PROMPT - Are you able to quote each entry exactly as written?
--
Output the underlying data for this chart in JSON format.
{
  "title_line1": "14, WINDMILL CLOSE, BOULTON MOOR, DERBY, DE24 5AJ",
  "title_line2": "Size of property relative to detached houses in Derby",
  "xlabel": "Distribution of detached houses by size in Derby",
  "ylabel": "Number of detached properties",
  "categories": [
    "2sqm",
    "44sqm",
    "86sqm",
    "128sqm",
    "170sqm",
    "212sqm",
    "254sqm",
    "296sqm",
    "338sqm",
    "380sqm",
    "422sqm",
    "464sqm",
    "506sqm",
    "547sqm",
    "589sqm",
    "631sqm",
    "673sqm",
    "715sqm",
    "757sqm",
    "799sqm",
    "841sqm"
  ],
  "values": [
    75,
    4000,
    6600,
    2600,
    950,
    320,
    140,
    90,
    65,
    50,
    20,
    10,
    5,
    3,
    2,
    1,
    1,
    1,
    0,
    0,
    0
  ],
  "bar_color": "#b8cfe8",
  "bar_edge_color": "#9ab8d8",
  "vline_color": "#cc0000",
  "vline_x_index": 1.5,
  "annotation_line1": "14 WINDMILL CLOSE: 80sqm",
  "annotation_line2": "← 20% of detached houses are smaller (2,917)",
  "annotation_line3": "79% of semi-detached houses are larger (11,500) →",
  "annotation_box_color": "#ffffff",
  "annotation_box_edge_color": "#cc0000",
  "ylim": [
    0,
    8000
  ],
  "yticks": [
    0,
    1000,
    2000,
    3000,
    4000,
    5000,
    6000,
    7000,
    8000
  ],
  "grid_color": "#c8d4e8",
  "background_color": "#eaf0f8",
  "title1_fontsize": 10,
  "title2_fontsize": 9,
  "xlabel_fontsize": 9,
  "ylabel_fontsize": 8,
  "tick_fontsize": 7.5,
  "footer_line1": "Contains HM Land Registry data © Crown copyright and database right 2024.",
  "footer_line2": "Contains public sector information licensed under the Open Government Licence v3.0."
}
--
RIGHT ANSWER -
Output the underlying data for this chart in JSON format.
{
  "title_line1": "14, WINDMILL CLOSE, BOULTON MOOR, DERBY, DE24 5AJ",
  "title_line2": "Size of property relative to detached houses in Derby",
  "xlabel": "Distribution of detached houses by size in Derby",
  "ylabel": "Number of detached properties",
  "categories": [
    "2sqm",
    "44sqm",
    "86sqm",
    "128sqm",
    "170sqm",
    "212sqm",
    "254sqm",
    "296sqm",
    "338sqm",
    "380sqm",
    "422sqm",
    "464sqm",
    "506sqm",
    "547sqm",
    "589sqm",
    "631sqm",
    "673sqm",
    "715sqm",
    "757sqm",
    "799sqm",
    "841sqm"
  ],
  "values": [
    75,
    4000,
    6600,
    2600,
    950,
    320,
    140,
    90,
    65,
    50,
    20,
    10,
    5,
    3,
    2,
    1,
    1,
    1,
    0,
    0,
    0
  ],
  "bar_color": "#b8cfe8",
  "bar_edge_color": "#9ab8d8",
  "vline_color": "#cc0000",
  "vline_x_index": 1.5,
  "annotation_line1": "14 WINDMILL CLOSE: 80sqm",
  "annotation_line2": "← 20% of detached houses are smaller (2,917)",
  "annotation_line3": "79% of semi-detached houses are larger (11,500) →",
  "annotation_box_color": "#ffffff",
  "annotation_box_edge_color": "#cc0000",
  "ylim": [
    0,
    8000
  ],
  "yticks": [
    0,
    1000,
    2000,
    3000,
    4000,
    5000,
    6000,
    7000,
    8000
  ],
  "grid_color": "#c8d4e8",
  "background_color": "#eaf0f8",
  "title1_fontsize": 10,
  "title2_fontsize": 9,
  "xlabel_fontsize": 9,
  "ylabel_fontsize": 8,
  "tick_fontsize": 7.5,
  "footer_line1": "Contains HM Land Registry data © Crown copyright and database right 2024.",
  "footer_line2": "Contains public sector information licensed under the Open Government Licence v3.0."
}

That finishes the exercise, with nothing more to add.